**Tasks and exercises**
a – Please name every R package that the methods text mentions by name.
b – Update the methods text starting with "Somatic mutation data" and going on through "(HR) was assessed using the log-rank test.", replacing "Wilcoxon test" with "Mann–Whitney U test".

**Selected excerpt**
********
Data retrieval, data analysis, and graphics generation were performed using the statistical programming language R.Citation25 Putative copy number alterations (GISTIC), mRNA expression data (RNA Seq V2 RSEM), and clinical data, including overall and disease-free survival were retrieved from the Cancer Genomic Data Server (http://www.cbioportal.org/public-portal) using the R package cgdsr.Citation26
Classification of copy number alterations as focal, arm, or chromosome-scale was based on genomic information retrieved from the R annotation package org.Hs.eg.db.Citation27 CNG were classified as arm alterations if, 90% or more genes on the chromosome arm were amplified. CNG were classified as chromosome alterations if, 90% or more genes on the chromosome were amplified. Differences in gene expression were assessed using fold changes, and significance was assessed by Welch's t-test.
Somatic mutation data (level 2) from STS cases were retrieved from the TCGA Data Portal (https://tcga-data.nci.nih.gov/tcga/dataAccessMatrix.htm). To assess mutational load, the number of genes carrying at least one nonsynonymous mutation in the coding region was computed for each tumor. The significance of the difference in mutational load between tumors with and without PD-L1 CNG was computed using the Wilcoxon test. Univariate survival analysis was performed using the Kaplan–Meier method and proportional hazards modeling as implemented by the functions survfit and coxph of the R package survival.Citation28 Significance of hazard ratios (HR) was assessed using the log-rank test.
RNA sequencing data of immune genes were put to log2 scale and centered to mean = 0 and scaled to variance = 1. Data were visualized using the function heatmap from the R package stats. Hierarchical clustering was performed using Pearson correlations as similarity measure and the average linkage method to calculate distances between clusters. The CD4/CD8 ratio was calculated as 2×CD4/(CD8A+CD8B). Analysis of overall survival was performed using continuous data of mRNA expression. HR refer to a doubling of gene expression. Significance was assessed using the log-rank test. A combined analysis of immune gene expression and PD-L1 copy number status was performed by stratifying patients in four subgroups defined by dichotomized CD3Z (CD247) mRNA expression (cutoff, median) and presence or absence of PD-L1 CNG.
********
**Data listing**
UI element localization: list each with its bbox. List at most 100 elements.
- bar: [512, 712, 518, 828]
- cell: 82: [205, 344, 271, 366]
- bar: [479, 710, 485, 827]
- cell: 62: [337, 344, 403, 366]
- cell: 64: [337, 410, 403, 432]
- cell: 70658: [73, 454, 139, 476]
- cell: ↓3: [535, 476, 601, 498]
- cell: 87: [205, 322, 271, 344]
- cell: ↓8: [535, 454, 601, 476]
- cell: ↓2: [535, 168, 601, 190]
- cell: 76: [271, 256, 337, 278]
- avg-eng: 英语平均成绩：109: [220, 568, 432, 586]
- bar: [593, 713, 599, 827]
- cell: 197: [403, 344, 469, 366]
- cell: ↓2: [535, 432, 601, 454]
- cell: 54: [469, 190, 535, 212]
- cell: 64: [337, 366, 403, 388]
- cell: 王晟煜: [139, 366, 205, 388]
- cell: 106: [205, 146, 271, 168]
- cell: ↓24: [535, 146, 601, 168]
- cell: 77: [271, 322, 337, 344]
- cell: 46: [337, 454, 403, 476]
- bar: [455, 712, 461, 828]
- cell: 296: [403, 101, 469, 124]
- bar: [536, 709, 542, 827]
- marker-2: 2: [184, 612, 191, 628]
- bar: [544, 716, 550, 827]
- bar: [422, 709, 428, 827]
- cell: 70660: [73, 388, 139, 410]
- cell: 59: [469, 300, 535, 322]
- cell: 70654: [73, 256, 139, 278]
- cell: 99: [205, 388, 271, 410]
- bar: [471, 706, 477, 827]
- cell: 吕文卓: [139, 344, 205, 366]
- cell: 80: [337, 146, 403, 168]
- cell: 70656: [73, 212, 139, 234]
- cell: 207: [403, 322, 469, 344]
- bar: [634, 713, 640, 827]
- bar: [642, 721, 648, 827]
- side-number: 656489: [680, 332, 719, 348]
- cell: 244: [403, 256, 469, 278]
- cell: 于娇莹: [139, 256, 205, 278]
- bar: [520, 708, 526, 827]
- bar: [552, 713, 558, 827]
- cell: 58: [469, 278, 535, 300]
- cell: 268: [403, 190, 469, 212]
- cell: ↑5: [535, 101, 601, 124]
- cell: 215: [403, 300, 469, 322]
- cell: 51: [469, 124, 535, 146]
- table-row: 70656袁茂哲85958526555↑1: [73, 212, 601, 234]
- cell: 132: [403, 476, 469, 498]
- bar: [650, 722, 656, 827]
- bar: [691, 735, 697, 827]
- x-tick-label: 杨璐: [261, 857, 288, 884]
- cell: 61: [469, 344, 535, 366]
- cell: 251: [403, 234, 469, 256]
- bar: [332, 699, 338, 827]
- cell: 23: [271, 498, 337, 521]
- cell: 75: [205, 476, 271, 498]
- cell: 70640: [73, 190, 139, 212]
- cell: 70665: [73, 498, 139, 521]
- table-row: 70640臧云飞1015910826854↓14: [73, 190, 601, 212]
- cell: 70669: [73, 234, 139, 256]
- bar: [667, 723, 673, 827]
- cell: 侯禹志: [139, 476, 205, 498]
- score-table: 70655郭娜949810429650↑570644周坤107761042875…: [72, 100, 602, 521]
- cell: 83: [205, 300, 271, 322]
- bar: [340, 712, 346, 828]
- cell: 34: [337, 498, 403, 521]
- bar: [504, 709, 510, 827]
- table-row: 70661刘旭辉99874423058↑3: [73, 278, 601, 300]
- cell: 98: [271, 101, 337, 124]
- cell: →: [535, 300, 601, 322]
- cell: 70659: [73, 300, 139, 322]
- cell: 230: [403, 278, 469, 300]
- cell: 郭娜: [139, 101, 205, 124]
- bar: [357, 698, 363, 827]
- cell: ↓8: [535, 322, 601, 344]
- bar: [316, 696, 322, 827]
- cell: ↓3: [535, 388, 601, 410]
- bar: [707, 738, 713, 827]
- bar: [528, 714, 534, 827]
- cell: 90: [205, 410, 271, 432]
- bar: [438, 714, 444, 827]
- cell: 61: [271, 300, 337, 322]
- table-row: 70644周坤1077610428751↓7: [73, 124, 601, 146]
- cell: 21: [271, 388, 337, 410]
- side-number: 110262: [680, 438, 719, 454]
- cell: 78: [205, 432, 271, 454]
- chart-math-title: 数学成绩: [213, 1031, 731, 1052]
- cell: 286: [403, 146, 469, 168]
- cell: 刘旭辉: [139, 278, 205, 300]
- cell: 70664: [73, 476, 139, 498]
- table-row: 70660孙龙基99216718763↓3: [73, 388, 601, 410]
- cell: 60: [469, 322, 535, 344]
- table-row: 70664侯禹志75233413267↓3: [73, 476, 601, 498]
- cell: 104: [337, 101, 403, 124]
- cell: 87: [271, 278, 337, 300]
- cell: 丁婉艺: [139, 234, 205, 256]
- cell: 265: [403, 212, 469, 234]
********
**Written responses**
a –
cgdsr
org.Hs.eg.db
survival
stats

b –
Somatic mutation data (level 2) from STS cases were retrieved from the TCGA Data Portal (https://tcga-data.nci.nih.gov/tcga/dataAccessMatrix.htm). To assess mutational load, the number of genes carrying at least one nonsynonymous mutation in the coding region was computed for each tumor. The significance of the difference in mutational load between tumors with and without PD-L1 CNG was computed using the Mann–Whitney U test. Univariate survival analysis was performed using the Kaplan–Meier method and proportional hazards modeling as implemented by the functions survfit and coxph of the R package survival.Citation28 Significance of hazard ratios (HR) was assessed using the log-rank test.